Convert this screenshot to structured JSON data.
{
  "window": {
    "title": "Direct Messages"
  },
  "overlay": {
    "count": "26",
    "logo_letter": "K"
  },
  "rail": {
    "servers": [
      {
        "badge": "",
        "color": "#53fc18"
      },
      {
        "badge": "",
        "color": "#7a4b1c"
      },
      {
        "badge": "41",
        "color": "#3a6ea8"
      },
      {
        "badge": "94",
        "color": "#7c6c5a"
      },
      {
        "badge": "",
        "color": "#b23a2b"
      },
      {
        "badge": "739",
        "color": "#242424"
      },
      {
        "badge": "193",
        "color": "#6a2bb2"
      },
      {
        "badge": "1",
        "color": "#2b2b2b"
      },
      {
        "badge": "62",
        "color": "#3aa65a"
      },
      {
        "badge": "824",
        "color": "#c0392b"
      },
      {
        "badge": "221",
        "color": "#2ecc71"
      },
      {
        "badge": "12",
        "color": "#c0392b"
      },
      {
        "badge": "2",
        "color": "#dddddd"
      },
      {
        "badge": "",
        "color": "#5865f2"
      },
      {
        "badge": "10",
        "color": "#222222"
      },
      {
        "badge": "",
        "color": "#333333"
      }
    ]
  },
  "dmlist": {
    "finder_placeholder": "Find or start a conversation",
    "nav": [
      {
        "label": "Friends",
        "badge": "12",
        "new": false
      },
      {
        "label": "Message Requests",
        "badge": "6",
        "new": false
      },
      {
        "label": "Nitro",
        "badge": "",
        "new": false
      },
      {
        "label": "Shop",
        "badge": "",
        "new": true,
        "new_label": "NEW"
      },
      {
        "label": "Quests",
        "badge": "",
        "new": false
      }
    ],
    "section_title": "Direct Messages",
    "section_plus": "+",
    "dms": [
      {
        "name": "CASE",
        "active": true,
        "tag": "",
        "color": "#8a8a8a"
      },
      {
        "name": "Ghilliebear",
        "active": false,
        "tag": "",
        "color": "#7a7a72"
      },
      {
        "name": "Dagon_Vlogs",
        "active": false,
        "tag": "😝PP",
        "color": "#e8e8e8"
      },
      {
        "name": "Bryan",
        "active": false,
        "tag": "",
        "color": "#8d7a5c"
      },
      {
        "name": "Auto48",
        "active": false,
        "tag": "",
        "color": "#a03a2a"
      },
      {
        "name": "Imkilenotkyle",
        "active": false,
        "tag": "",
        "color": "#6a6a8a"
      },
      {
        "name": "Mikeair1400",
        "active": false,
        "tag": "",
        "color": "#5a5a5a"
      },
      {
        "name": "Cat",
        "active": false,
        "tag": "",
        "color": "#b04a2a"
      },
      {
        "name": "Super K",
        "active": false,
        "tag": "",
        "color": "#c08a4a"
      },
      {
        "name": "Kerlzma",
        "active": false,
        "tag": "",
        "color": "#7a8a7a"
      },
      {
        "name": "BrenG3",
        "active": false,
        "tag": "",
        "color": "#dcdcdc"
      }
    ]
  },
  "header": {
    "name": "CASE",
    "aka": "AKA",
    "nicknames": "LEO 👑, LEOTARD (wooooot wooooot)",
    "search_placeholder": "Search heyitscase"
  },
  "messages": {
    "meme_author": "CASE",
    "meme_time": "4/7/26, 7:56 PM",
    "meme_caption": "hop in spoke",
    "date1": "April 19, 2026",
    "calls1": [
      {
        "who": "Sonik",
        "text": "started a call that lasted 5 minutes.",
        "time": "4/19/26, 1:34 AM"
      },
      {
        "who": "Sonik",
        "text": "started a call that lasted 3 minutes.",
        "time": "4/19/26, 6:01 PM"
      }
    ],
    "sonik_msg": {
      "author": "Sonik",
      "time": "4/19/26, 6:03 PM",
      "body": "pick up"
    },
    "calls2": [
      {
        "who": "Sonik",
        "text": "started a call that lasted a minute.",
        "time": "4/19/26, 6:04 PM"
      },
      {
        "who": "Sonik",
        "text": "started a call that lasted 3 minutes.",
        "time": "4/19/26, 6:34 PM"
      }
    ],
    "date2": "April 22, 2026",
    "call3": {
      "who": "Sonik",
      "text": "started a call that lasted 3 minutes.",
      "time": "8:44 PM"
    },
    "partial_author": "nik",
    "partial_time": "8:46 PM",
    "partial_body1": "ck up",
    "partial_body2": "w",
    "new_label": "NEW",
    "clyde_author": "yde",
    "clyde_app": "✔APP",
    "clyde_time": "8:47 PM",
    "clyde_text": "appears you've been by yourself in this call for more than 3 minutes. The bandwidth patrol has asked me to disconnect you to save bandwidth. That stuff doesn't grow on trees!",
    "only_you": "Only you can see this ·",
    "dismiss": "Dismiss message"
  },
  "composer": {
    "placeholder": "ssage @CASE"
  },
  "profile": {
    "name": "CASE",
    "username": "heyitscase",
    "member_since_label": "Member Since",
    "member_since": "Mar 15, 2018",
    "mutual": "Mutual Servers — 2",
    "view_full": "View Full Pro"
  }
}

* **Objective**
Go through the material above line by line and copy it exactly.

* **Result of the task**
Convert this screenshot to structured JSON data.
{
  "window": {
    "title": "Direct Messages"
  },
  "overlay": {
    "count": "26",
    "logo_letter": "K"
  },
  "rail": {
    "servers": [
      {
        "badge": "",
        "color": "#53fc18"
      },
      {
        "badge": "",
        "color": "#7a4b1c"
      },
      {
        "badge": "41",
        "color": "#3a6ea8"
      },
      {
        "badge": "94",
        "color": "#7c6c5a"
      },
      {
        "badge": "",
        "color": "#b23a2b"
      },
      {
        "badge": "739",
        "color": "#242424"
      },
      {
        "badge": "193",
        "color": "#6a2bb2"
      },
      {
        "badge": "1",
        "color": "#2b2b2b"
      },
      {
        "badge": "62",
        "color": "#3aa65a"
      },
      {
        "badge": "824",
        "color": "#c0392b"
      },
      {
        "badge": "221",
        "color": "#2ecc71"
      },
      {
        "badge": "12",
        "color": "#c0392b"
      },
      {
        "badge": "2",
        "color": "#dddddd"
      },
      {
        "badge": "",
        "color": "#5865f2"
      },
      {
        "badge": "10",
        "color": "#222222"
      },
      {
        "badge": "",
        "color": "#333333"
      }
    ]
  },
  "dmlist": {
    "finder_placeholder": "Find or start a conversation",
    "nav": [
      {
        "label": "Friends",
        "badge": "12",
        "new": false
      },
      {
        "label": "Message Requests",
        "badge": "6",
        "new": false
      },
      {
        "label": "Nitro",
        "badge": "",
        "new": false
      },
      {
        "label": "Shop",
        "badge": "",
        "new": true,
        "new_label": "NEW"
      },
      {
        "label": "Quests",
        "badge": "",
        "new": false
      }
    ],
    "section_title": "Direct Messages",
    "section_plus": "+",
    "dms": [
      {
        "name": "CASE",
        "active": true,
        "tag": "",
        "color": "#8a8a8a"
      },
      {
        "name": "Ghilliebear",
        "active": false,
        "tag": "",
        "color": "#7a7a72"
      },
      {
        "name": "Dagon_Vlogs",
        "active": false,
        "tag": "😝PP",
        "color": "#e8e8e8"
      },
      {
        "name": "Bryan",
        "active": false,
        "tag": "",
        "color": "#8d7a5c"
      },
      {
        "name": "Auto48",
        "active": false,
        "tag": "",
        "color": "#a03a2a"
      },
      {
        "name": "Imkilenotkyle",
        "active": false,
        "tag": "",
        "color": "#6a6a8a"
      },
      {
        "name": "Mikeair1400",
        "active": false,
        "tag": "",
        "color": "#5a5a5a"
      },
      {
        "name": "Cat",
        "active": false,
        "tag": "",
        "color": "#b04a2a"
      },
      {
        "name": "Super K",
        "active": false,
        "tag": "",
        "color": "#c08a4a"
      },
      {
        "name": "Kerlzma",
        "active": false,
        "tag": "",
        "color": "#7a8a7a"
      },
      {
        "name": "BrenG3",
        "active": false,
        "tag": "",
        "color": "#dcdcdc"
      }
    ]
  },
  "header": {
    "name": "CASE",
    "aka": "AKA",
    "nicknames": "LEO 👑, LEOTARD (wooooot wooooot)",
    "search_placeholder": "Search heyitscase"
  },
  "messages": {
    "meme_author": "CASE",
    "meme_time": "4/7/26, 7:56 PM",
    "meme_caption": "hop in spoke",
    "date1": "April 19, 2026",
    "calls1": [
      {
        "who": "Sonik",
        "text": "started a call that lasted 5 minutes.",
        "time": "4/19/26, 1:34 AM"
      },
      {
        "who": "Sonik",
        "text": "started a call that lasted 3 minutes.",
        "time": "4/19/26, 6:01 PM"
      }
    ],
    "sonik_msg": {
      "author": "Sonik",
      "time": "4/19/26, 6:03 PM",
      "body": "pick up"
    },
    "calls2": [
      {
        "who": "Sonik",
        "text": "started a call that lasted a minute.",
        "time": "4/19/26, 6:04 PM"
      },
      {
        "who": "Sonik",
        "text": "started a call that lasted 3 minutes.",
        "time": "4/19/26, 6:34 PM"
      }
    ],
    "date2": "April 22, 2026",
    "call3": {
      "who": "Sonik",
      "text": "started a call that lasted 3 minutes.",
      "time": "8:44 PM"
    },
    "partial_author": "nik",
    "partial_time": "8:46 PM",
    "partial_body1": "ck up",
    "partial_body2": "w",
    "new_label": "NEW",
    "clyde_author": "yde",
    "clyde_app": "✔APP",
    "clyde_time": "8:47 PM",
    "clyde_text": "appears you've been by yourself in this call for more than 3 minutes. The bandwidth patrol has asked me to disconnect you to save bandwidth. That stuff doesn't grow on trees!",
    "only_you": "Only you can see this ·",
    "dismiss": "Dismiss message"
  },
  "composer": {
    "placeholder": "ssage @CASE"
  },
  "profile": {
    "name": "CASE",
    "username": "heyitscase",
    "member_since_label": "Member Since",
    "member_since": "Mar 15, 2018",
    "mutual": "Mutual Servers — 2",
    "view_full": "View Full Pro"
  }
}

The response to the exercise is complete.